§ What you should do
Set down the stretch of lines from the one containing "svg-text:7: 7 <box>649 287 665 295</box>" through the one containing "319 772 330</box>", reproducing each line exactly.

>> Start Data to use

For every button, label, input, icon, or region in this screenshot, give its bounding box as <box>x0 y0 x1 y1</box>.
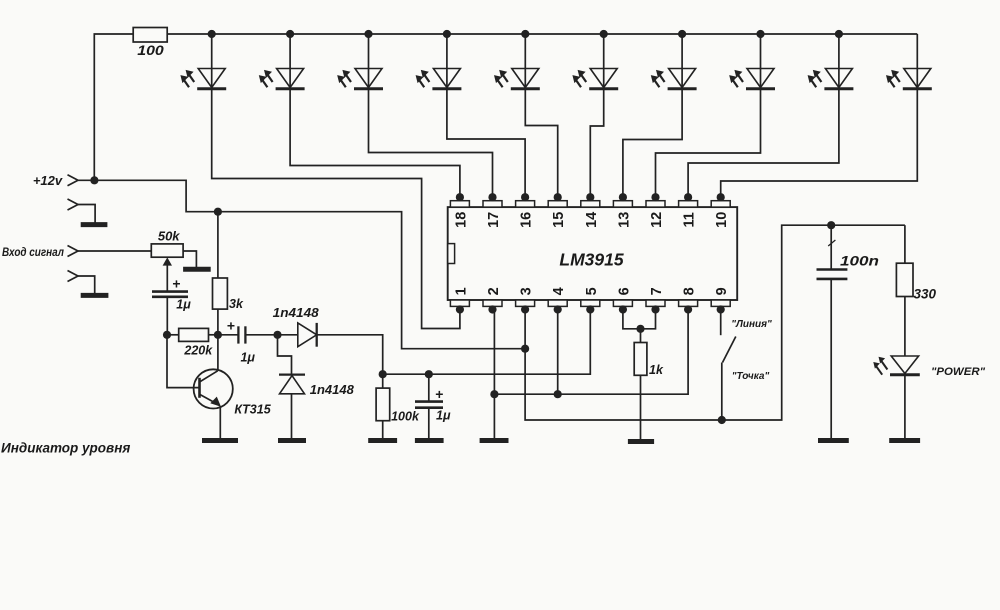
svg-text:7: 7 <box>649 287 665 295</box>
capacitor C2 1μ <box>218 318 278 365</box>
svg-text:2: 2 <box>486 287 502 295</box>
ground (upper input) <box>81 222 108 227</box>
svg-text:1μ: 1μ <box>240 351 255 365</box>
svg-text:"Линия": "Линия" <box>731 319 772 330</box>
svg-text:КТ315: КТ315 <box>234 403 271 417</box>
wire pin 9 to switch <box>720 310 722 336</box>
U1 pin 13 (top) <box>613 193 632 228</box>
wire to lower ground <box>78 276 95 293</box>
LED HL4 <box>416 34 462 89</box>
wire detector node to pin 5 <box>383 310 591 375</box>
wire LED HL3 cathode to pin 16 <box>369 89 493 198</box>
node C3 top <box>425 370 433 378</box>
svg-text:9: 9 <box>714 287 730 295</box>
resistor R2 50k potentiometer <box>151 229 183 266</box>
svg-text:16: 16 <box>519 212 535 228</box>
svg-text:15: 15 <box>551 212 567 228</box>
svg-text:10: 10 <box>714 212 730 228</box>
svg-text:3: 3 <box>519 287 535 295</box>
node +12v input terminal <box>33 173 99 188</box>
wire pin 4 drop <box>557 310 559 395</box>
svg-text:+: + <box>172 276 180 292</box>
capacitor C1 1μ <box>152 276 191 312</box>
node ground terminal lower <box>68 271 79 282</box>
U1 pin 18 (top) <box>450 193 469 228</box>
node signal input terminal <box>2 246 78 260</box>
ground (D2) <box>278 438 306 443</box>
node A <box>163 331 171 339</box>
LED HL8 <box>729 34 775 89</box>
LED HL10 <box>886 34 932 89</box>
U1 pin 7 (bottom) <box>646 287 665 313</box>
node C2/D1/D2 junction <box>273 331 281 339</box>
svg-text:6: 6 <box>616 287 632 295</box>
svg-text:1μ: 1μ <box>176 298 191 312</box>
wire LED HL1 cathode to pin 1 <box>212 89 460 329</box>
node pins 6-7 junction <box>636 325 644 333</box>
resistor R7 330 <box>896 225 936 355</box>
node ground terminal upper <box>68 199 79 210</box>
svg-text:1: 1 <box>453 287 469 295</box>
U1 pin 5 (bottom) <box>581 287 600 313</box>
resistor R6 1k <box>634 329 664 439</box>
svg-text:11: 11 <box>682 212 698 227</box>
wire R2 wiper to C1 <box>166 265 168 292</box>
U1 pin 10 (top) <box>711 193 730 228</box>
capacitor C4 100n <box>817 225 880 438</box>
node detector (D1/R5/C3) <box>379 370 387 378</box>
ground (R2) <box>183 267 211 272</box>
resistor R5 100k <box>376 374 420 438</box>
wire pin 3 V+ run to switch <box>525 225 905 420</box>
wire LED HL7 cathode to pin 13 <box>623 89 682 198</box>
node pin4 junction <box>554 390 562 398</box>
U1 pin 11 (top) <box>679 193 698 227</box>
wire to upper ground <box>78 205 95 223</box>
svg-text:3k: 3k <box>229 297 244 311</box>
LED HL6 <box>572 34 618 89</box>
svg-text:+: + <box>435 386 443 402</box>
resistor R4 3k <box>213 212 244 335</box>
resistor R3 220k <box>167 328 218 357</box>
svg-text:100: 100 <box>137 43 164 58</box>
LED HL9 <box>808 34 854 89</box>
ground (HL11) <box>889 438 920 443</box>
LED HL3 <box>337 34 383 89</box>
node pin3 +12v junction <box>521 345 529 353</box>
U1 pin 4 (bottom) <box>548 287 567 313</box>
ground (C3) <box>415 438 444 443</box>
svg-text:1n4148: 1n4148 <box>273 306 319 320</box>
LED HL1 <box>180 34 226 89</box>
wire LED HL10 cathode to pin 10 <box>721 89 918 198</box>
U1 pin 3 (bottom) <box>516 287 535 313</box>
node switch bottom junction <box>718 416 726 424</box>
ground (Q1 emitter) <box>202 438 238 443</box>
LED HL7 <box>651 34 697 89</box>
wire +12v top rail <box>94 34 917 180</box>
svg-text:17: 17 <box>486 212 502 228</box>
resistor R1 100 <box>133 28 167 59</box>
svg-text:13: 13 <box>616 212 632 228</box>
svg-text:12: 12 <box>649 212 665 228</box>
wire LED HL4 cathode to pin 15 <box>447 89 525 198</box>
svg-text:"POWER": "POWER" <box>931 366 986 378</box>
wire pin 2 to ground <box>493 310 495 439</box>
svg-text:220k: 220k <box>183 344 213 358</box>
node top rail junctions <box>208 30 843 38</box>
svg-text:18: 18 <box>453 212 469 228</box>
ground (pin 2) <box>480 438 509 443</box>
wire LED HL5 cathode to pin 14 <box>525 89 557 198</box>
diode D2 1n4148 <box>278 335 354 438</box>
U1 pin 15 (top) <box>548 193 567 228</box>
svg-text:4: 4 <box>551 287 567 295</box>
svg-text:+: + <box>227 318 235 334</box>
node 100n junction <box>827 221 835 229</box>
ground (C4) <box>818 438 849 443</box>
wire R2 right terminal to ground <box>183 251 196 267</box>
svg-text:+12v: +12v <box>33 173 63 188</box>
svg-text:Вход сигнал: Вход сигнал <box>2 247 64 259</box>
U1 pin 9 (bottom) <box>711 287 730 313</box>
wire pins 6,7 join <box>623 310 656 329</box>
svg-text:100n: 100n <box>840 254 879 269</box>
node B <box>214 331 222 339</box>
svg-text:5: 5 <box>584 287 600 295</box>
switch SA1 mode <box>722 319 772 420</box>
U1 pin 12 (top) <box>646 193 665 228</box>
ground (lower input) <box>81 293 109 298</box>
svg-text:LM3915: LM3915 <box>559 250 623 270</box>
LED HL5 <box>494 34 540 89</box>
U1 pin 14 (top) <box>581 193 600 228</box>
svg-text:1μ: 1μ <box>436 409 451 423</box>
LED HL2 <box>259 34 305 89</box>
svg-text:1n4148: 1n4148 <box>310 383 354 397</box>
U1 pin 17 (top) <box>483 193 502 228</box>
transistor Q1 КТ315 <box>194 369 272 438</box>
svg-text:50k: 50k <box>158 229 180 244</box>
U1 pin 8 (bottom) <box>679 287 698 313</box>
wire LED HL2 cathode to pin 17 <box>290 89 460 198</box>
ground (R5) <box>368 438 397 443</box>
svg-text:14: 14 <box>584 212 600 228</box>
wire ground rail pins 2-4-8 <box>494 310 688 395</box>
wire D1 cathode to 100k node <box>317 335 383 374</box>
U1 index notch <box>448 244 455 264</box>
svg-text:1k: 1k <box>649 363 664 377</box>
node junction 3k top <box>214 208 222 216</box>
wire signal input to R2 <box>78 250 151 252</box>
svg-text:Индикатор уровня: Индикатор уровня <box>1 441 130 456</box>
wire C1 to node A <box>166 297 168 335</box>
op-amp U1 LM3915 body <box>448 207 738 300</box>
U1 pin 2 (bottom) <box>483 287 502 313</box>
U1 pin 16 (top) <box>516 193 535 228</box>
svg-text:"Точка": "Точка" <box>732 371 770 382</box>
wire node A to Q1 base <box>167 335 200 388</box>
wire LED HL9 cathode to pin 11 <box>688 89 839 198</box>
ground (R6) <box>628 439 654 444</box>
wire LED HL8 cathode to pin 12 <box>656 89 761 198</box>
capacitor C3 1μ <box>415 374 451 438</box>
LED HL11 POWER <box>873 356 986 438</box>
diode D1 1n4148 <box>273 306 319 347</box>
node pin2 ground-rail junction <box>490 390 498 398</box>
wire LED HL6 cathode to pin 14 <box>590 89 603 198</box>
U1 pin 6 (bottom) <box>613 287 632 313</box>
svg-text:330: 330 <box>914 287 937 302</box>
wire +12v feed to pin 3 <box>78 180 525 348</box>
svg-text:100k: 100k <box>391 410 420 424</box>
U1 pin 1 (bottom) <box>450 287 469 313</box>
svg-text:8: 8 <box>682 287 698 295</box>
wire node B to Q1 collector <box>217 335 219 370</box>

>> End Data to use

§ Right answer
svg-text:7: 7 <box>649 287 665 295</box>
capacitor C2 1μ <box>218 318 278 365</box>
svg-text:2: 2 <box>486 287 502 295</box>
ground (upper input) <box>81 222 108 227</box>
svg-text:1μ: 1μ <box>240 351 255 365</box>
svg-text:"Линия": "Линия" <box>731 319 772 330</box>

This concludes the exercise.